→ **Task details**: Each line that includes the word "mRNA" should be copied from the records.

→ **Entries shown**:

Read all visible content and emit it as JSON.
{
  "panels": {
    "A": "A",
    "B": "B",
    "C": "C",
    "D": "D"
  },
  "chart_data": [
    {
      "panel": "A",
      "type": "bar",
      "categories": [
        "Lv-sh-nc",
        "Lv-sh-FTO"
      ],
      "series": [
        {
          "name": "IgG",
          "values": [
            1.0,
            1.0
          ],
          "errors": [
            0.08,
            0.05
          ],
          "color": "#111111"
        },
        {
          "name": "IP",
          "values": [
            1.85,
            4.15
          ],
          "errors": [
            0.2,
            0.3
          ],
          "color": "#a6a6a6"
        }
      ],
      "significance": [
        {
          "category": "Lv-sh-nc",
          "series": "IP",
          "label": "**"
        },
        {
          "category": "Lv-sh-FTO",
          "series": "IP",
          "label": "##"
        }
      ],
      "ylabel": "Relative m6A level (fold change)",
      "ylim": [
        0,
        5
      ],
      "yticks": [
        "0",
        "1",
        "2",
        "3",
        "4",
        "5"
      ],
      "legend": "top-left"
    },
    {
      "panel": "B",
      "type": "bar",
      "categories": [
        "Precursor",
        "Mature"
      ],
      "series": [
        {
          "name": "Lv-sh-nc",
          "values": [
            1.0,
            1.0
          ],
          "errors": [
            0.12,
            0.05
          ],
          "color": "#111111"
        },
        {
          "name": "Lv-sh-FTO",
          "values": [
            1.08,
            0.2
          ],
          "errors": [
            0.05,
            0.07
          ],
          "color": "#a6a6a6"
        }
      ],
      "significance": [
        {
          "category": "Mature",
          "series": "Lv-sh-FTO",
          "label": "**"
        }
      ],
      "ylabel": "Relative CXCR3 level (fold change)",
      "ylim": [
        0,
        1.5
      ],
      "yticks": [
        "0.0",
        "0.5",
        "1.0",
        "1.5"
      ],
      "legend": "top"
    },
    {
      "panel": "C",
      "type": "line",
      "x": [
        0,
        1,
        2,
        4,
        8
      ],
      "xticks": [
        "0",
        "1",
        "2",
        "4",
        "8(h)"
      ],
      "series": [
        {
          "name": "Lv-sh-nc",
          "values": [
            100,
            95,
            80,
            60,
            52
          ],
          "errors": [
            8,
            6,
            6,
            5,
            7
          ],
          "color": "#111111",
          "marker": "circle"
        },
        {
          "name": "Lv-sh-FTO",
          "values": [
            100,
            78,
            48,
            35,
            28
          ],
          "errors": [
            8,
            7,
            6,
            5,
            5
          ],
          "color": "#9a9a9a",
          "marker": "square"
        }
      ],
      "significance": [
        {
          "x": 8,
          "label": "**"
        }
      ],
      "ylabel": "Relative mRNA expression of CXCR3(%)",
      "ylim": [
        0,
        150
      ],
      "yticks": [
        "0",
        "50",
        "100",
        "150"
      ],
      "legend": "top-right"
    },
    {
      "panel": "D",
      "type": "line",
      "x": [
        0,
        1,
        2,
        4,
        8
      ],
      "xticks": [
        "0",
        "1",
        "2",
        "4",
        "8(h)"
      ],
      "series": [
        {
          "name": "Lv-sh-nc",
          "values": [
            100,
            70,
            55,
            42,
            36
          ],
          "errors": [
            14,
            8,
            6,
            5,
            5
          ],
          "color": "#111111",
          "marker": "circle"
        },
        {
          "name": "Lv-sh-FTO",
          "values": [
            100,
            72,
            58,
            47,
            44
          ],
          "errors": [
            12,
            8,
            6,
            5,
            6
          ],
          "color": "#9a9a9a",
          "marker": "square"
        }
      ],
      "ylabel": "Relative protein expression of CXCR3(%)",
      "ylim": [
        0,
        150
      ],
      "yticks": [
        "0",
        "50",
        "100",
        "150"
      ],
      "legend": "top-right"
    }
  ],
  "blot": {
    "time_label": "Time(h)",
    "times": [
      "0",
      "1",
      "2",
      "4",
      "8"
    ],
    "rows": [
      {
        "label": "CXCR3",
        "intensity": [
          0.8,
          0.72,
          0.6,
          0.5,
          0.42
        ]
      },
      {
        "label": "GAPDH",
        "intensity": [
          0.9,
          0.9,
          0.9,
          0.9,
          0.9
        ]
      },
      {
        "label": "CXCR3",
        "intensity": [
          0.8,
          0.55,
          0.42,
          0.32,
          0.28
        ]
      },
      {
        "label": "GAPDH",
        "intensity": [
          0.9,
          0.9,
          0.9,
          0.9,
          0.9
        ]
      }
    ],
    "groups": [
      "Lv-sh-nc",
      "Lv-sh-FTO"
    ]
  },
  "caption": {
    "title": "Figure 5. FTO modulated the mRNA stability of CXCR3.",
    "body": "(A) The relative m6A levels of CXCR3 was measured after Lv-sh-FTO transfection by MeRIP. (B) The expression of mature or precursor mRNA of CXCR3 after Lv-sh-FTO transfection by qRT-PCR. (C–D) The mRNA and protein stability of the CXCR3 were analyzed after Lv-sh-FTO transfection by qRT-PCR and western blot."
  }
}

→ **Written answer**:
      "ylabel": "Relative mRNA expression of CXCR3(%)",
    "title": "Figure 5. FTO modulated the mRNA stability of CXCR3.",
    "body": "(A) The relative m6A levels of CXCR3 was measured after Lv-sh-FTO transfection by MeRIP. (B) The expression of mature or precursor mRNA of CXCR3 after Lv-sh-FTO transfection by qRT-PCR. (C–D) The mRNA and protein stability of the CXCR3 were analyzed after Lv-sh-FTO transfection by qRT-PCR and western blot."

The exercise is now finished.